* _WHAT YOU ARE ASKED TO DO_
Starting with the line that contains "page-view-bar [865,524,870,649]" and going on through the line that contains "qvsource-reload-note: You need", render those lines as a numbered list with any blank lines left out.

(Visual layout annotation lines)
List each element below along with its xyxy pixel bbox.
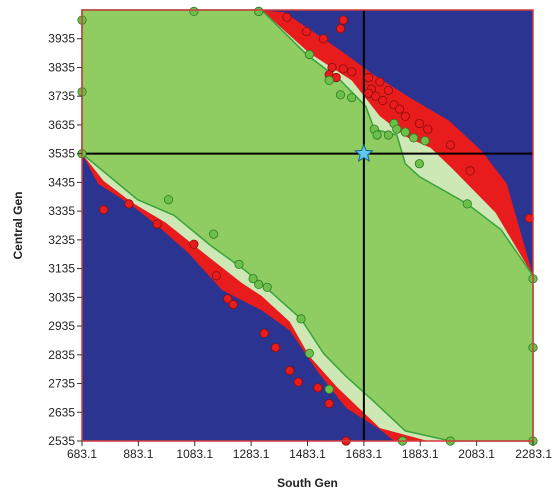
red-data-point (318, 34, 329, 44)
y-tick-label: 3635 (48, 118, 75, 132)
red-data-point (189, 239, 199, 249)
red-data-point (363, 72, 374, 83)
y-tick-label: 2835 (48, 348, 75, 362)
operating-point-star-icon (354, 143, 374, 162)
x-axis-title: South Gen (277, 476, 338, 490)
red-data-point (124, 199, 134, 209)
red-data-point (378, 95, 388, 106)
green-data-point (248, 274, 258, 284)
red-data-point (375, 77, 385, 87)
green-data-point (189, 6, 199, 16)
green-data-point (347, 93, 357, 103)
y-tick-label: 3835 (48, 60, 75, 74)
red-data-point (270, 342, 281, 353)
y-tick-label: 2535 (48, 434, 75, 448)
red-data-point (152, 219, 162, 229)
green-data-point (234, 259, 244, 269)
red-data-point (259, 328, 269, 338)
red-data-point (338, 64, 348, 74)
y-tick-label: 3335 (48, 204, 75, 218)
green-data-point (392, 124, 402, 134)
green-data-point (400, 127, 410, 137)
y-tick-label: 3035 (48, 290, 75, 304)
x-tick-label: 1483.1 (289, 447, 326, 461)
red-data-point (313, 383, 323, 393)
red-data-point (383, 85, 393, 96)
green-data-point (262, 282, 272, 292)
y-tick-label: 3435 (48, 175, 75, 189)
y-tick-label: 3735 (48, 89, 75, 103)
red-data-point (524, 213, 534, 223)
green-data-point (409, 133, 419, 143)
red-data-point (223, 294, 233, 304)
green-data-point (296, 314, 306, 324)
x-tick-label: 1283.1 (233, 447, 270, 461)
red-data-point (99, 205, 109, 215)
green-data-point (209, 229, 219, 239)
red-data-point (338, 15, 348, 25)
x-tick-label: 2283.1 (515, 447, 552, 461)
green-data-point (335, 90, 346, 100)
red-data-point (228, 299, 238, 310)
x-tick-label: 2083.1 (458, 447, 495, 461)
y-tick-label: 3235 (48, 233, 75, 247)
green-data-point (420, 136, 430, 146)
y-tick-label: 3935 (48, 32, 75, 46)
red-data-point (347, 67, 357, 77)
green-data-point (414, 159, 424, 169)
red-data-point (301, 27, 312, 37)
green-data-point (163, 195, 174, 205)
green-data-point (324, 75, 334, 86)
green-data-point (462, 199, 472, 209)
red-data-point (465, 166, 475, 176)
red-data-point (423, 124, 433, 134)
x-tick-label: 1883.1 (402, 447, 439, 461)
red-data-point (394, 104, 405, 114)
green-data-point (324, 384, 334, 394)
red-data-point (285, 365, 295, 376)
x-tick-label: 883.1 (123, 447, 153, 461)
red-data-point (445, 140, 455, 150)
green-data-point (304, 49, 314, 60)
x-tick-label: 1083.1 (176, 447, 213, 461)
green-data-point (372, 130, 382, 140)
green-data-point (254, 6, 264, 16)
red-data-point (400, 111, 410, 121)
green-data-point (254, 279, 264, 289)
red-data-point (211, 271, 221, 281)
x-tick-label: 683.1 (67, 447, 97, 461)
red-data-point (371, 91, 381, 101)
x-tick-label: 1683.1 (346, 447, 383, 461)
y-tick-label: 2735 (48, 377, 75, 391)
red-data-point (414, 118, 424, 129)
green-data-point (304, 348, 314, 358)
y-tick-label: 3535 (48, 147, 75, 161)
y-axis-title: Central Gen (11, 191, 25, 259)
green-data-point (383, 130, 393, 140)
red-data-point (335, 24, 346, 34)
red-data-point (282, 12, 292, 22)
red-data-point (293, 377, 303, 387)
red-data-point (324, 398, 334, 409)
y-tick-label: 2935 (48, 319, 75, 333)
y-tick-label: 2635 (48, 405, 75, 419)
y-tick-label: 3135 (48, 262, 75, 276)
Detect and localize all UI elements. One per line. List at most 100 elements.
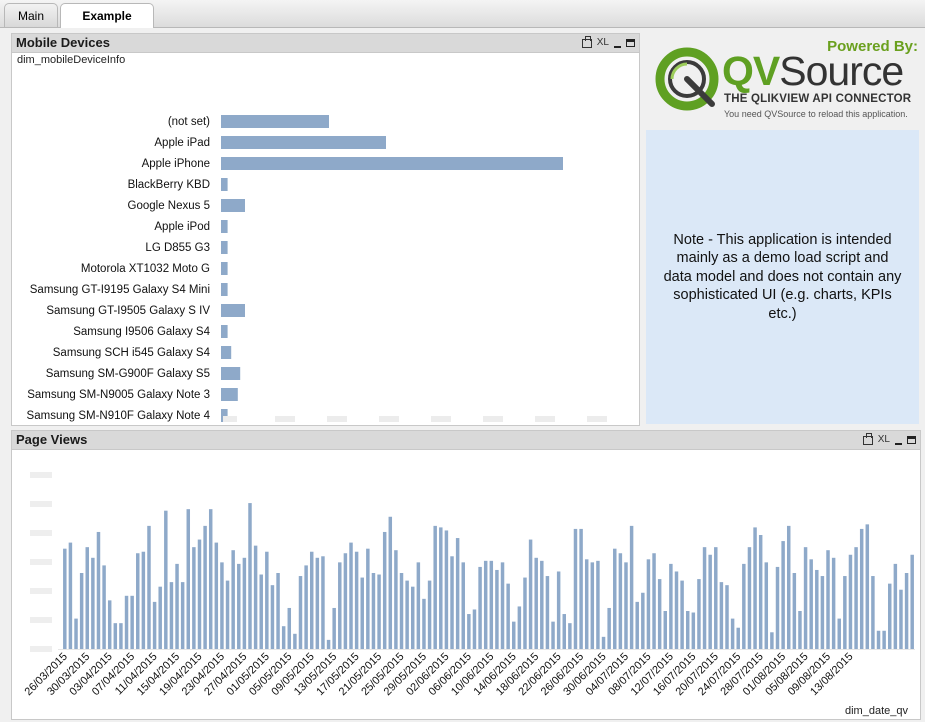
page-view-bar [865,524,870,649]
minimize-icon[interactable] [895,443,902,445]
device-category-label: BlackBerry KBD [128,179,210,191]
mobile-devices-caption[interactable]: Mobile Devices XL [12,34,639,53]
page-view-bar [237,563,241,649]
page-view-bar [579,528,583,649]
page-view-bar [203,525,207,649]
qvsource-reload-note: You need QVSource to reload this applica… [724,109,908,119]
page-view-bar [910,554,914,649]
print-icon[interactable] [862,432,873,445]
page-view-bar [158,586,162,649]
page-view-bar [646,559,651,649]
page-view-bar [242,557,247,649]
page-view-bar [624,562,628,649]
page-view-bar [607,607,611,649]
device-category-label: LG D855 G3 [145,242,210,254]
page-view-bar [253,545,258,649]
page-view-bar [136,553,140,649]
page-view-bar [377,574,381,649]
page-view-bar [265,551,269,649]
device-bar [221,157,563,170]
page-view-bar [287,607,292,649]
page-view-bar [590,562,595,649]
page-view-bar [837,618,841,649]
page-view-bar [859,528,864,649]
page-view-bar [641,592,645,649]
device-bar [221,325,228,338]
page-view-bar [354,551,359,649]
y-axis-tick-mark [30,559,52,565]
device-bar [221,388,238,401]
maximize-icon[interactable] [907,436,916,444]
page-view-bar [652,553,656,649]
page-view-bar [63,548,67,649]
device-bar [221,304,245,317]
page-view-bar [326,639,331,649]
y-axis-tick-mark [30,617,52,623]
page-view-bar [792,573,797,649]
device-category-label: Samsung GT-I9195 Galaxy S4 Mini [30,284,210,296]
page-view-bar [882,630,886,649]
device-category-label: Samsung I9506 Galaxy S4 [73,326,210,338]
device-category-label: Apple iPad [154,137,210,149]
note-textbox: Note - This application is intended main… [646,130,919,424]
page-view-bar [152,601,157,649]
page-view-bar [79,573,84,649]
page-view-bar [225,580,230,649]
page-view-bar [270,585,275,649]
page-view-bar [876,630,881,649]
page-view-bar [781,541,785,649]
page-view-bar [147,525,151,649]
device-category-label: Samsung SM-N910F Galaxy Note 4 [27,410,211,422]
page-views-caption[interactable]: Page Views XL [12,431,920,450]
device-bar [221,346,232,359]
page-view-bar [276,573,280,649]
page-view-bar [888,583,892,649]
page-view-bar [635,601,639,649]
page-view-bar [708,554,712,649]
tab-example[interactable]: Example [60,3,154,28]
x-axis-tick-mark [223,416,237,422]
page-view-bar [697,579,701,649]
print-icon[interactable] [581,35,592,48]
page-views-chart-box[interactable]: Page Views XL 26/03/2015 30/03/2015 03/04/… [11,430,921,720]
mobile-devices-chart-box[interactable]: Mobile Devices XL dim_mobileDeviceInfo (… [11,33,640,426]
wordmark-source: Source [779,48,904,94]
device-category-label: Samsung GT-I9505 Galaxy S IV [46,305,210,317]
page-view-bar [674,571,679,649]
page-view-bar [691,612,696,649]
page-view-bar [893,563,898,649]
page-view-bar [388,516,393,649]
page-view-bar [169,582,174,649]
xl-export-icon[interactable]: XL [596,37,609,48]
y-axis-tick-mark [30,646,52,652]
maximize-icon[interactable] [626,39,635,47]
page-view-bar [455,538,460,649]
page-view-bar [444,530,449,649]
page-view-bar [495,569,499,649]
page-view-bar [208,509,213,649]
page-view-bar [343,553,348,649]
y-axis-tick-mark [30,501,52,507]
device-category-label: Samsung SM-G900F Galaxy S5 [46,368,210,380]
xl-export-icon[interactable]: XL [877,434,890,445]
page-view-bar [220,562,224,649]
page-view-bar [523,577,527,649]
page-view-bar [366,548,370,649]
x-axis-tick-mark [431,416,451,422]
page-view-bar [141,551,146,649]
page-view-bar [96,531,101,649]
page-view-bar [411,586,415,649]
tab-main[interactable]: Main [4,3,58,27]
page-view-bar [332,607,336,649]
page-view-bar [736,627,740,649]
page-view-bar [439,527,443,649]
page-view-bar [461,562,465,649]
page-view-bar [119,623,123,649]
minimize-icon[interactable] [614,46,621,48]
sheet-tab-bar: Main Example [0,0,925,28]
page-view-bar [360,577,364,649]
page-view-bar [416,562,421,649]
device-bar [221,241,228,254]
page-view-bar [562,614,566,649]
page-view-bar [820,576,825,649]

* _SOLUTION TO THIS PROBLEM_
1. page-view-bar [865,524,870,649]
2. minimize-icon[interactable] [895,443,902,445]
3. device-category-label: BlackBerry KBD [128,179,210,191]
4. mobile-devices-caption[interactable]: Mobile Devices XL [12,34,639,53]
5. page-view-bar [237,563,241,649]
6. page-view-bar [579,528,583,649]
7. page-view-bar [203,525,207,649]
8. qvsource-reload-note: You need QVSource to reload this applica… [724,109,908,119]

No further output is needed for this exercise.